Mais il arrive souvent à la guerre qu’au moment où un capitaine se croit vaincu et se prépare à battre en retraite un messager arrive qui annonce que l’ennemi s’est retiré, abandonnant le champ de bataille et lui laissant la victoire. C’est ce qui se passe, c’est une telle minute que vit Magellan lorsqu’il reçoit, d’une façon tout à fait inattendue, la nouvelle que l’un des membres de la commission – lui qui croyait que tous trois l’avaient écouté avec déplaisir – avait été extrêmement intéressé par son exposé. Juan de Aranda, le directeur commercial de la Casa de Contratacion, désireux d’en savoir plus long sur ce projet hautement captivant, le priait de bien vouloir se mettre en relation avec lui.

Ce qui apparaît à Magellan comme une faveur de la providence est en réalité une chose bien terrestre. Tout comme les empereurs, rois, capitaines et hommes d’affaires de son époque, qui ne se souciaient nullement de la découverte de la terre ou du bonheur de l’humanité, ce qui pousse Juan de Aranda à se faire le protecteur de Magellan ce n’est que la perspective du profit. Homme pratique avant tout il a flairé dans la proposition du navigateur une excellente affaire. Quelque chose l’a frappé, soit l’argumentation claire et nette ou l’attitude virile de ce petit officier portugais, soit la conviction qui l’anime. En tout cas il devine derrière la beauté du projet la grandeur possible du gain. Qu’en tant que fonctionnaire du roi il ait repoussé la proposition de Magellan comme non avantageuse pour la Couronne cela n’empêche pas Aranda de s’occuper de l’affaire à titre privé, de la financer ou de tirer une commission en tant qu’intermédiaire. À vrai dire cette façon d’agir n’a rien de correct et d’ailleurs la Casa de Contratacion lui intentera plus tard un procès.

Entrées extraites.

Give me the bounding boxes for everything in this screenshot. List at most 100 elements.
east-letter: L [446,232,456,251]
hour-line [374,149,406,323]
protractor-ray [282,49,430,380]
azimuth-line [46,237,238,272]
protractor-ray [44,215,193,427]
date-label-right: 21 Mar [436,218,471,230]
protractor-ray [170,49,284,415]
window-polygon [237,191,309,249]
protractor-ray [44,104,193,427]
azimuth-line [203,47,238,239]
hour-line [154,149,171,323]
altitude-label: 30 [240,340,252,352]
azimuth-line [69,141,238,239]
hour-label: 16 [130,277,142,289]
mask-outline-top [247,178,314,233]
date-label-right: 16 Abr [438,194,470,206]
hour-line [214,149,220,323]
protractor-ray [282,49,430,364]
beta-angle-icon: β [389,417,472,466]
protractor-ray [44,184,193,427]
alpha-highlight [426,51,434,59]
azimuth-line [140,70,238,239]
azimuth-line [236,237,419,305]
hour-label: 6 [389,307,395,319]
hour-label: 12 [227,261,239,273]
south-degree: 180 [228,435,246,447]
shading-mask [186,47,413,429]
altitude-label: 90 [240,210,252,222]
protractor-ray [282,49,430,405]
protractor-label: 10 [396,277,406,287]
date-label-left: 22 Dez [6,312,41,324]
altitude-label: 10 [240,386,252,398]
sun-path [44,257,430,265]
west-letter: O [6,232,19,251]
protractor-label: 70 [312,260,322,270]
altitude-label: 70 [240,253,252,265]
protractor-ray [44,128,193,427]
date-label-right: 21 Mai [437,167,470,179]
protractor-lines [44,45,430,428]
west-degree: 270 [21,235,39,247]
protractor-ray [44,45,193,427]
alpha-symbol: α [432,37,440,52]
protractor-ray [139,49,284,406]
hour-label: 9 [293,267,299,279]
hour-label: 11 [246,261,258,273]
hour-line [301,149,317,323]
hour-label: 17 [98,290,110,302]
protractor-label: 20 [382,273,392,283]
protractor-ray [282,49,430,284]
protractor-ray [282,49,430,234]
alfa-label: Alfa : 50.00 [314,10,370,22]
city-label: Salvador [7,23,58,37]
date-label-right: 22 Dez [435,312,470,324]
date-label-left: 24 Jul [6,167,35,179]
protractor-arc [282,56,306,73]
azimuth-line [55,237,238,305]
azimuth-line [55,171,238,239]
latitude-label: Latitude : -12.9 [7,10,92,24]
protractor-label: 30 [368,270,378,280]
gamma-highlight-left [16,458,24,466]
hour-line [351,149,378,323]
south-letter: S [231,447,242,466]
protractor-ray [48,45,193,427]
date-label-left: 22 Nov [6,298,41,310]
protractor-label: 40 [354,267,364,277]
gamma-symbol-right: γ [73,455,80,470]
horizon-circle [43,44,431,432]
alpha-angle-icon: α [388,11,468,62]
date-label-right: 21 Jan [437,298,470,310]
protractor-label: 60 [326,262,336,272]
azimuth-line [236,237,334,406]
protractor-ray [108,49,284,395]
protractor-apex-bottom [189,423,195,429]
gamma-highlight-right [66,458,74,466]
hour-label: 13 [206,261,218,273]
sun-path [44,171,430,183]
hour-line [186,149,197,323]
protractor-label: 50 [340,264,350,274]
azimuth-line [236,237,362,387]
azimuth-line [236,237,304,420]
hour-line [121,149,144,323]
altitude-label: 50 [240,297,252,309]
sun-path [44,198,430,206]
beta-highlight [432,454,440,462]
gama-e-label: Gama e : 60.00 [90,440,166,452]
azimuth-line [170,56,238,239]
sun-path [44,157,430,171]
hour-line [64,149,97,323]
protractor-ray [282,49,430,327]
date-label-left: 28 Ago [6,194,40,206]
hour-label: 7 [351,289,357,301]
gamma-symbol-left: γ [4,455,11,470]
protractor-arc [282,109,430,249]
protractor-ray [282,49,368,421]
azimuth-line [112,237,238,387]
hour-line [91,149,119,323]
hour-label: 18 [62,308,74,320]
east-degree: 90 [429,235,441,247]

Demande écrite A. Reprenez mot pour mot le passage de l'article sur Magellan qui commence par « Mais il arrive » et se poursuit jusqu'à « relation avec lui. ».
Demande écrite B. Recopiez à l'identique les lignes des enregistrements, en partant du début des enregistrements et en allant jusqu'à la ligne qui contient « protractor-ray [170,49,284,415] », celle-ci comprise.

Réponse à l'exercice A.
Mais il arrive souvent à la guerre qu’au moment où un capitaine se croit vaincu et se prépare à battre en retraite un messager arrive qui annonce que l’ennemi s’est retiré, abandonnant le champ de bataille et lui laissant la victoire. C’est ce qui se passe, c’est une telle minute que vit Magellan lorsqu’il reçoit, d’une façon tout à fait inattendue, la nouvelle que l’un des membres de la commission – lui qui croyait que tous trois l’avaient écouté avec déplaisir – avait été extrêmement intéressé par son exposé. Juan de Aranda, le directeur commercial de la Casa de Contratacion, désireux d’en savoir plus long sur ce projet hautement captivant, le priait de bien vouloir se mettre en relation avec lui.

Réponse à l'exercice B.
Give me the bounding boxes for everything in this screenshot. List at most 100 elements.
east-letter: L [446,232,456,251]
hour-line [374,149,406,323]
protractor-ray [282,49,430,380]
azimuth-line [46,237,238,272]
protractor-ray [44,215,193,427]
date-label-right: 21 Mar [436,218,471,230]
protractor-ray [170,49,284,415]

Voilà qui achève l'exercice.